> [SOURCE MATERIAL]
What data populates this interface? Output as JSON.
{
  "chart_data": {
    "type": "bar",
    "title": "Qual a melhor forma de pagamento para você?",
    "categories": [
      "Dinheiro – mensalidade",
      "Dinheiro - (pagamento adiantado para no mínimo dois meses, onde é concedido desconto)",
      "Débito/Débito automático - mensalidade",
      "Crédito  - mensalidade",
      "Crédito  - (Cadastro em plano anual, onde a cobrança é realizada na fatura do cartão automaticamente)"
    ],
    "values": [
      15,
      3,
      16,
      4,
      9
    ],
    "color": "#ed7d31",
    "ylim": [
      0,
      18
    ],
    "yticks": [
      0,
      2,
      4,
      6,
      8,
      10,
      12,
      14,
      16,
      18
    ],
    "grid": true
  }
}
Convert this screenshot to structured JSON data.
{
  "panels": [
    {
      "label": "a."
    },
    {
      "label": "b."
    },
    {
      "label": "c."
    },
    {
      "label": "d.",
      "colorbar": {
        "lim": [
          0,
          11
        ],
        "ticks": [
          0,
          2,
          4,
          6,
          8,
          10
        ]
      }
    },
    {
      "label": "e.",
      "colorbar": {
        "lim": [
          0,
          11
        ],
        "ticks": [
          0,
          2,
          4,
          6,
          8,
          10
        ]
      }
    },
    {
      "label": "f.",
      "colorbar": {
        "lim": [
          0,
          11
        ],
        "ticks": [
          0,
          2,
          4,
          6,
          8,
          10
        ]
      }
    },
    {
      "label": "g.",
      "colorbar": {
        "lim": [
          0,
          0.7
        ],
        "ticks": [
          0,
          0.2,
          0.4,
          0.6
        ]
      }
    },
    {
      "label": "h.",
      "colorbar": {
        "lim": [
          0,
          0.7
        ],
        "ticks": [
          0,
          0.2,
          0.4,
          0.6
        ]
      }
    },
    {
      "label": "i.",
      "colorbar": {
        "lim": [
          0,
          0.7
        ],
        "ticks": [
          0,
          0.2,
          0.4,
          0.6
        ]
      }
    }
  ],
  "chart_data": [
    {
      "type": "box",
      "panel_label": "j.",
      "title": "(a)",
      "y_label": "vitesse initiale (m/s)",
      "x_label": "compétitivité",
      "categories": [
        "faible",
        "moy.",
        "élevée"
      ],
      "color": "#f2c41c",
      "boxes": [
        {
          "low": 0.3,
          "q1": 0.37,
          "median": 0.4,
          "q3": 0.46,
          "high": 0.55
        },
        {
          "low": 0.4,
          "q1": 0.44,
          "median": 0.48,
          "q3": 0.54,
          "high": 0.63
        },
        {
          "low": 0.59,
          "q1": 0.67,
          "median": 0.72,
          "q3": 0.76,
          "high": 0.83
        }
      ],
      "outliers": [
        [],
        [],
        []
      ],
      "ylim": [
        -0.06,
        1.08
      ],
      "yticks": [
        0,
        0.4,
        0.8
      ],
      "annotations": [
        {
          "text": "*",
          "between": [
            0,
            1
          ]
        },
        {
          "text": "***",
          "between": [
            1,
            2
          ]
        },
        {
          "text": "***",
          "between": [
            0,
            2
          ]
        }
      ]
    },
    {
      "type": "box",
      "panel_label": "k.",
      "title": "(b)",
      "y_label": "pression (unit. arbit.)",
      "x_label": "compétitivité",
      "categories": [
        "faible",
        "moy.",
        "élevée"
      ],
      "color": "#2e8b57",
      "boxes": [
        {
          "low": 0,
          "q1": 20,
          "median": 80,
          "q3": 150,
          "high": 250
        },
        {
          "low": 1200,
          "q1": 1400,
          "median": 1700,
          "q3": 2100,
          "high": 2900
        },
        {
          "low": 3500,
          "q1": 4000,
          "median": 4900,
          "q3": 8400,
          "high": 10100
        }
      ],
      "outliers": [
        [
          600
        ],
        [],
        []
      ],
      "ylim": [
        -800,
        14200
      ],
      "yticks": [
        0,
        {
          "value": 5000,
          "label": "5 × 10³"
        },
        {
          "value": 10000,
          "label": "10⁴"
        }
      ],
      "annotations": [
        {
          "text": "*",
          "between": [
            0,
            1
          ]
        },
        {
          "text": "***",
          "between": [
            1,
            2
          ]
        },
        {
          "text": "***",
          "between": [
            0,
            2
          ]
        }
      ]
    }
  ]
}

> [INSTRUCTION] Make an exact copy of all the data.

> [SOLVED PROBLEM]
What data populates this interface? Output as JSON.
{
  "chart_data": {
    "type": "bar",
    "title": "Qual a melhor forma de pagamento para você?",
    "categories": [
      "Dinheiro – mensalidade",
      "Dinheiro - (pagamento adiantado para no mínimo dois meses, onde é concedido desconto)",
      "Débito/Débito automático - mensalidade",
      "Crédito  - mensalidade",
      "Crédito  - (Cadastro em plano anual, onde a cobrança é realizada na fatura do cartão automaticamente)"
    ],
    "values": [
      15,
      3,
      16,
      4,
      9
    ],
    "color": "#ed7d31",
    "ylim": [
      0,
      18
    ],
    "yticks": [
      0,
      2,
      4,
      6,
      8,
      10,
      12,
      14,
      16,
      18
    ],
    "grid": true
  }
}
Convert this screenshot to structured JSON data.
{
  "panels": [
    {
      "label": "a."
    },
    {
      "label": "b."
    },
    {
      "label": "c."
    },
    {
      "label": "d.",
      "colorbar": {
        "lim": [
          0,
          11
        ],
        "ticks": [
          0,
          2,
          4,
          6,
          8,
          10
        ]
      }
    },
    {
      "label": "e.",
      "colorbar": {
        "lim": [
          0,
          11
        ],
        "ticks": [
          0,
          2,
          4,
          6,
          8,
          10
        ]
      }
    },
    {
      "label": "f.",
      "colorbar": {
        "lim": [
          0,
          11
        ],
        "ticks": [
          0,
          2,
          4,
          6,
          8,
          10
        ]
      }
    },
    {
      "label": "g.",
      "colorbar": {
        "lim": [
          0,
          0.7
        ],
        "ticks": [
          0,
          0.2,
          0.4,
          0.6
        ]
      }
    },
    {
      "label": "h.",
      "colorbar": {
        "lim": [
          0,
          0.7
        ],
        "ticks": [
          0,
          0.2,
          0.4,
          0.6
        ]
      }
    },
    {
      "label": "i.",
      "colorbar": {
        "lim": [
          0,
          0.7
        ],
        "ticks": [
          0,
          0.2,
          0.4,
          0.6
        ]
      }
    }
  ],
  "chart_data": [
    {
      "type": "box",
      "panel_label": "j.",
      "title": "(a)",
      "y_label": "vitesse initiale (m/s)",
      "x_label": "compétitivité",
      "categories": [
        "faible",
        "moy.",
        "élevée"
      ],
      "color": "#f2c41c",
      "boxes": [
        {
          "low": 0.3,
          "q1": 0.37,
          "median": 0.4,
          "q3": 0.46,
          "high": 0.55
        },
        {
          "low": 0.4,
          "q1": 0.44,
          "median": 0.48,
          "q3": 0.54,
          "high": 0.63
        },
        {
          "low": 0.59,
          "q1": 0.67,
          "median": 0.72,
          "q3": 0.76,
          "high": 0.83
        }
      ],
      "outliers": [
        [],
        [],
        []
      ],
      "ylim": [
        -0.06,
        1.08
      ],
      "yticks": [
        0,
        0.4,
        0.8
      ],
      "annotations": [
        {
          "text": "*",
          "between": [
            0,
            1
          ]
        },
        {
          "text": "***",
          "between": [
            1,
            2
          ]
        },
        {
          "text": "***",
          "between": [
            0,
            2
          ]
        }
      ]
    },
    {
      "type": "box",
      "panel_label": "k.",
      "title": "(b)",
      "y_label": "pression (unit. arbit.)",
      "x_label": "compétitivité",
      "categories": [
        "faible",
        "moy.",
        "élevée"
      ],
      "color": "#2e8b57",
      "boxes": [
        {
          "low": 0,
          "q1": 20,
          "median": 80,
          "q3": 150,
          "high": 250
        },
        {
          "low": 1200,
          "q1": 1400,
          "median": 1700,
          "q3": 2100,
          "high": 2900
        },
        {
          "low": 3500,
          "q1": 4000,
          "median": 4900,
          "q3": 8400,
          "high": 10100
        }
      ],
      "outliers": [
        [
          600
        ],
        [],
        []
      ],
      "ylim": [
        -800,
        14200
      ],
      "yticks": [
        0,
        {
          "value": 5000,
          "label": "5 × 10³"
        },
        {
          "value": 10000,
          "label": "10⁴"
        }
      ],
      "annotations": [
        {
          "text": "*",
          "between": [
            0,
            1
          ]
        },
        {
          "text": "***",
          "between": [
            1,
            2
          ]
        },
        {
          "text": "***",
          "between": [
            0,
            2
          ]
        }
      ]
    }
  ]
}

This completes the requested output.